#### Supplied material:
_ _ _

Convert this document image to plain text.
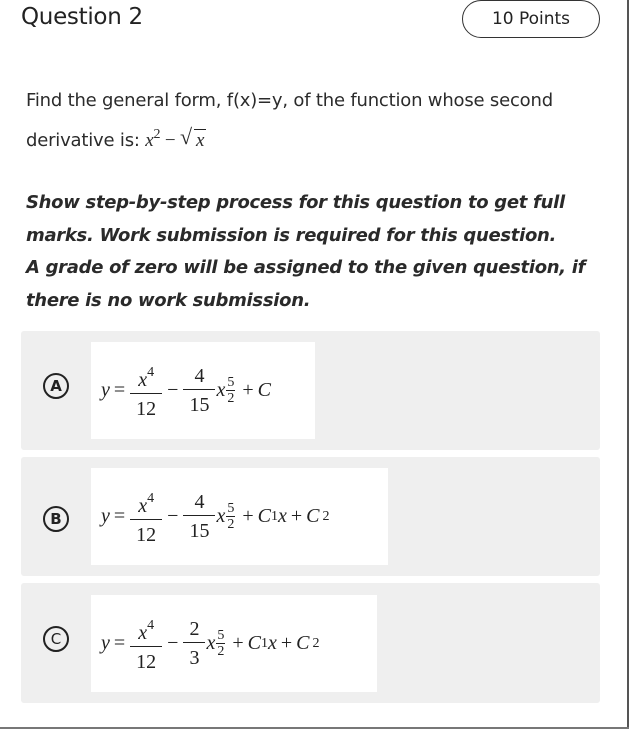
Question 2	10 Points
Find the general form, f(x)=y, of the function whose second
derivative is: $x^2$ − √ x
Show step-by-step process for this question to get full
marks. Work submission is required for this question.
A grade of zero will be assigned to the given question, if
there is no work submission.
A $y = \frac{x^4}{12} - \frac{4}{15}$ x $\frac{5}{2} + C$
B $y = \frac{x^4}{12} - \frac{4}{15}$ x $\frac{5}{2} + C$ 1 x + C 2
C $y = \frac{x^4}{12} - \frac{2}{3}$ x $\frac{5}{2} + C$ 1 x + C 2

_ _ _

#### Given instruction:
Exclude the images, then output the data above word for word.

#### Written response:
Convert this document image to plain text.
Question 2	10 Points
Find the general form, f(x)=y, of the function whose second
derivative is: $x^2$ − √ x
Show step-by-step process for this question to get full
marks. Work submission is required for this question.
A grade of zero will be assigned to the given question, if
there is no work submission.
A $y = \frac{x^4}{12} - \frac{4}{15}$ x $\frac{5}{2} + C$
B $y = \frac{x^4}{12} - \frac{4}{15}$ x $\frac{5}{2} + C$ 1 x + C 2
C $y = \frac{x^4}{12} - \frac{2}{3}$ x $\frac{5}{2} + C$ 1 x + C 2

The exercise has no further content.